- [To do]: Copy the records below word for word, starting at the first line and ending at the line that contains "- wind-bar: [292, 170, 295, 218]".
Start Stored records
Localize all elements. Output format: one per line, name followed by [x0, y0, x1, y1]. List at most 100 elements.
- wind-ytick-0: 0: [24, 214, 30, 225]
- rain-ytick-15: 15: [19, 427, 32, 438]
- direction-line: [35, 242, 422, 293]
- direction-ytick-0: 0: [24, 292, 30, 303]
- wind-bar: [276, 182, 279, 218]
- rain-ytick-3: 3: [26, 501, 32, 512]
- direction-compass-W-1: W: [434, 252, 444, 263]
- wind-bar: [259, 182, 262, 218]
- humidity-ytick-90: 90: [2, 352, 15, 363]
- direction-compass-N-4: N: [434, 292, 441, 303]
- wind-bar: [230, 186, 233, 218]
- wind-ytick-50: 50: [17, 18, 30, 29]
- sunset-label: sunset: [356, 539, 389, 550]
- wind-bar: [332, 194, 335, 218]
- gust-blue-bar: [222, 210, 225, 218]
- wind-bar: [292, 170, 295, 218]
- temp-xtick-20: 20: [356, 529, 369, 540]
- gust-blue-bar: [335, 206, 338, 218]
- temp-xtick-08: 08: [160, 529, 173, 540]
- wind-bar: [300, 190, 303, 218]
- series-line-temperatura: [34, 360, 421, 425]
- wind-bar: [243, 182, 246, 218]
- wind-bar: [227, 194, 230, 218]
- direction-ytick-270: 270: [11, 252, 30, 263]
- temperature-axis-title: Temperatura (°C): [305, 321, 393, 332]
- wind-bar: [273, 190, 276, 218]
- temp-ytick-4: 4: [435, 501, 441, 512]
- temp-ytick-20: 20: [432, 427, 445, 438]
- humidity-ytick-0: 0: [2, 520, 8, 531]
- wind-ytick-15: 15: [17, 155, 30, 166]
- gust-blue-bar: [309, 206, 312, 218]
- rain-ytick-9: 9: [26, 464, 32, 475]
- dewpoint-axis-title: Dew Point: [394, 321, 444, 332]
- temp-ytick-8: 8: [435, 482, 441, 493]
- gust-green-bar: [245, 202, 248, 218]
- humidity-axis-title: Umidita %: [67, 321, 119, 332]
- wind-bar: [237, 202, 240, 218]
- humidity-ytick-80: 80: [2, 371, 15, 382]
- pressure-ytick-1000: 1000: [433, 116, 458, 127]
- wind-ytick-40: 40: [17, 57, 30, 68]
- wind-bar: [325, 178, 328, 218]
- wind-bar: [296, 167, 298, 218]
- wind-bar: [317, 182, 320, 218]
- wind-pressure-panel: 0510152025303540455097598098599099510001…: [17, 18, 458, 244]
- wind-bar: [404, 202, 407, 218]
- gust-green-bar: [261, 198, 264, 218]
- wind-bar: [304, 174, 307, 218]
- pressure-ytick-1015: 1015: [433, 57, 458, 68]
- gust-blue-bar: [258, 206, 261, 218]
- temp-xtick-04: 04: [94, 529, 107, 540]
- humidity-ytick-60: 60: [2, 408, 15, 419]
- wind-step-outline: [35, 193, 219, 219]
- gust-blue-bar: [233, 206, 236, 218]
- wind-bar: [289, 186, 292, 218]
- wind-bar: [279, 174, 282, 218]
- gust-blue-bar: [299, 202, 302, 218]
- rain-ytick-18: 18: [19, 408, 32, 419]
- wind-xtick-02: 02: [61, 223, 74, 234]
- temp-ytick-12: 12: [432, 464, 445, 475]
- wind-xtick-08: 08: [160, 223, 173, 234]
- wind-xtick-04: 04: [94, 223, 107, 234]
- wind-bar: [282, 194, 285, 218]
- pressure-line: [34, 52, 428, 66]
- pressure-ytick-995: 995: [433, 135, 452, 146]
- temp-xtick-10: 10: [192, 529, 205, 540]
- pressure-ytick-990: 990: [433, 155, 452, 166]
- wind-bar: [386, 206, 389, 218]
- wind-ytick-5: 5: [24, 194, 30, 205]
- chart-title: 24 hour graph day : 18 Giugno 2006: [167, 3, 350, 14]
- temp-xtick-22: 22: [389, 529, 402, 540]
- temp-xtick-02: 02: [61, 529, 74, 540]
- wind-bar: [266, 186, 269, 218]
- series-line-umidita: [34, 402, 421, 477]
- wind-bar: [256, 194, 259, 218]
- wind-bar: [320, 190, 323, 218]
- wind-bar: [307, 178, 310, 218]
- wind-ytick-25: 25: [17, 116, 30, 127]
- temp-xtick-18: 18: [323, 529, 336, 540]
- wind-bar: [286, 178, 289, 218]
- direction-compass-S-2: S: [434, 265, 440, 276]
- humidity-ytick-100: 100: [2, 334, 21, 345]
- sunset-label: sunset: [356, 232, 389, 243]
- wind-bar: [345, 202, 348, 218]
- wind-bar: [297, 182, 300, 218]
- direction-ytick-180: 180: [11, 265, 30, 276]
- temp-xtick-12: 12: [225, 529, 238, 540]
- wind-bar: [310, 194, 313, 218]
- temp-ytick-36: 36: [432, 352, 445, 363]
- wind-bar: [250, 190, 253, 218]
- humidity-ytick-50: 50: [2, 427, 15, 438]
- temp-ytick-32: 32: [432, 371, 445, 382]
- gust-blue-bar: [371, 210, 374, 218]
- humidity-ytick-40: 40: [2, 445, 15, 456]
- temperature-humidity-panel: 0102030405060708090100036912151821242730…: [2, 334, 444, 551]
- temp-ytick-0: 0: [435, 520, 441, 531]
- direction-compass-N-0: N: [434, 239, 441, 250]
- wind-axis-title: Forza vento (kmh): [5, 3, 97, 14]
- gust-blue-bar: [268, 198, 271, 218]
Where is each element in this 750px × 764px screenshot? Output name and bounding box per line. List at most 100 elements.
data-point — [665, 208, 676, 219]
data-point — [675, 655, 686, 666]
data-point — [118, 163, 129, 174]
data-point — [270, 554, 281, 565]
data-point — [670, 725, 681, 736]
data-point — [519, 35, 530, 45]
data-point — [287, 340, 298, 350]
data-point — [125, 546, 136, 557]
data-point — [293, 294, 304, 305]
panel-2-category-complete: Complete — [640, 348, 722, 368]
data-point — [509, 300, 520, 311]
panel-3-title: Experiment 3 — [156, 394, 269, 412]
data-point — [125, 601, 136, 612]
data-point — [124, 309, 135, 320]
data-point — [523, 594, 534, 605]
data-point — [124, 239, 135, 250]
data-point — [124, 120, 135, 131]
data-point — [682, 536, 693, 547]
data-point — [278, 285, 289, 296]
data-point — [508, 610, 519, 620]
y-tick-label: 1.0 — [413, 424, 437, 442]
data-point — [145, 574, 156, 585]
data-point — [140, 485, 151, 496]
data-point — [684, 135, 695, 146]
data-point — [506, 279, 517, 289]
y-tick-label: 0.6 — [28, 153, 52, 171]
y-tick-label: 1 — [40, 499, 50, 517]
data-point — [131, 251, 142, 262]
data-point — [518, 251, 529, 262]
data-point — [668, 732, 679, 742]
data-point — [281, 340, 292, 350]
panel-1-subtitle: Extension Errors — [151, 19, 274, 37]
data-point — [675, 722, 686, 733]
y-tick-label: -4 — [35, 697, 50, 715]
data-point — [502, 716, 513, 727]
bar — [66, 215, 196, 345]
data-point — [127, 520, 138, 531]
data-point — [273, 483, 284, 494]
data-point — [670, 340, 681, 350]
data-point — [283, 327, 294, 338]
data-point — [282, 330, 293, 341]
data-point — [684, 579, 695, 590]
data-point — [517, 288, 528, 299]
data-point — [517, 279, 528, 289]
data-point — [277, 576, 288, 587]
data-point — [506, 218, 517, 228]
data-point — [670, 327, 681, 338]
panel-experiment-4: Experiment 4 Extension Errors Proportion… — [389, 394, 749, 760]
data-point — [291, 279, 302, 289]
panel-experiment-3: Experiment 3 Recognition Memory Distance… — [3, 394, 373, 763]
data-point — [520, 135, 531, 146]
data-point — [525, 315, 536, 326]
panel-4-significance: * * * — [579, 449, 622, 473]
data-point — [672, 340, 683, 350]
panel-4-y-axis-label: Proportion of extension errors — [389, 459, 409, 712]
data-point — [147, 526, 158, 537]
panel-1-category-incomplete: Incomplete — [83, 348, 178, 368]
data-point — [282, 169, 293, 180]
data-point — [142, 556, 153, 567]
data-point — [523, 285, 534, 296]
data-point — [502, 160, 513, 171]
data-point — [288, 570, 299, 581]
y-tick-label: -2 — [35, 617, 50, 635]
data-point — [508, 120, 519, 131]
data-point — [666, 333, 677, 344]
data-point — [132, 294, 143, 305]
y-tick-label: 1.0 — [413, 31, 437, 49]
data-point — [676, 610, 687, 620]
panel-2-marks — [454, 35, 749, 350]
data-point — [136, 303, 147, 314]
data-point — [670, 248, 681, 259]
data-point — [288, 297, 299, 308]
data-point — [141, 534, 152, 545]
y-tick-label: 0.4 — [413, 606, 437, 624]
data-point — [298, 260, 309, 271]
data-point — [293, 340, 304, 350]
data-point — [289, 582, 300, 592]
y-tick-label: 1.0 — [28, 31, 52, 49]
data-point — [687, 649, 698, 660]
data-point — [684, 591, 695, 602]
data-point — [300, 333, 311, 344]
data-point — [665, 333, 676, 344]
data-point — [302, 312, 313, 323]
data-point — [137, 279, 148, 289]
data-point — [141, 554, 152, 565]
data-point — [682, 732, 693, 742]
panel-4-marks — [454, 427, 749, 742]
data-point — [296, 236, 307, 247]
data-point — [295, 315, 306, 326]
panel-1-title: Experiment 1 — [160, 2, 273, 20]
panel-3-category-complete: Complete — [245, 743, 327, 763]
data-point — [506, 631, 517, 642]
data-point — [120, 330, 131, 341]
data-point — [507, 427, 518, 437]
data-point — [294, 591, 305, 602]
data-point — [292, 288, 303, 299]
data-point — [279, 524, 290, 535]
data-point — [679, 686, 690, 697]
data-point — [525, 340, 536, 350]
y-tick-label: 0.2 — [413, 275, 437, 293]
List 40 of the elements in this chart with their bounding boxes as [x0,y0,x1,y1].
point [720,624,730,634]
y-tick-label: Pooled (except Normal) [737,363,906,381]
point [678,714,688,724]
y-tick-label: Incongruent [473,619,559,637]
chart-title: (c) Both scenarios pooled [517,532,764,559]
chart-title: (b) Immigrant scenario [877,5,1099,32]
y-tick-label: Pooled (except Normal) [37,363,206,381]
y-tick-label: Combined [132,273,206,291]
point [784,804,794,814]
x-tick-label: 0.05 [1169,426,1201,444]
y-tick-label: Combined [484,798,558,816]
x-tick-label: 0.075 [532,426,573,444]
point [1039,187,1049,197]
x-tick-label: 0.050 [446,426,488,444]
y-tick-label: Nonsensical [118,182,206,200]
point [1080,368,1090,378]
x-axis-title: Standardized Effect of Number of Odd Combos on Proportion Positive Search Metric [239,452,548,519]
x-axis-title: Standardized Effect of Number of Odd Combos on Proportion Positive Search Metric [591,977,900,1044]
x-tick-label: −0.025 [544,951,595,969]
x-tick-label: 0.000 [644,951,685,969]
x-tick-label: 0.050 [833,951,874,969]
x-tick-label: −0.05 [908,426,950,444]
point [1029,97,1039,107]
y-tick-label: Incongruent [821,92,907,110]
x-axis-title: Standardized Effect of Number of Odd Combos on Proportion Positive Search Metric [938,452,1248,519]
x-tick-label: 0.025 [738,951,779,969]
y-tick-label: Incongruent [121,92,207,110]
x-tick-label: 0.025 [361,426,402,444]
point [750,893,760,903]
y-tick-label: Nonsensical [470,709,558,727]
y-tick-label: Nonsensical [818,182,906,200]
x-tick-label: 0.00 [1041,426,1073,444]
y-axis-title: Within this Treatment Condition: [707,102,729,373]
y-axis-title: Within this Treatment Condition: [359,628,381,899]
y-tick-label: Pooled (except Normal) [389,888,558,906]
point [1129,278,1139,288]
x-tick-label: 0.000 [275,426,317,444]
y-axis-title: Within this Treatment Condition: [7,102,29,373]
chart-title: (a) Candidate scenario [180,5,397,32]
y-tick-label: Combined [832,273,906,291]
End Stored records
- [Full answer]:
Localize all elements. Output format: one per line, name followed by [x0, y0, x1, y1]. List at most 100 elements.
- wind-ytick-0: 0: [24, 214, 30, 225]
- rain-ytick-15: 15: [19, 427, 32, 438]
- direction-line: [35, 242, 422, 293]
- direction-ytick-0: 0: [24, 292, 30, 303]
- wind-bar: [276, 182, 279, 218]
- rain-ytick-3: 3: [26, 501, 32, 512]
- direction-compass-W-1: W: [434, 252, 444, 263]
- wind-bar: [259, 182, 262, 218]
- humidity-ytick-90: 90: [2, 352, 15, 363]
- direction-compass-N-4: N: [434, 292, 441, 303]
- wind-bar: [230, 186, 233, 218]
- wind-ytick-50: 50: [17, 18, 30, 29]
- sunset-label: sunset: [356, 539, 389, 550]
- wind-bar: [332, 194, 335, 218]
- gust-blue-bar: [222, 210, 225, 218]
- wind-bar: [292, 170, 295, 218]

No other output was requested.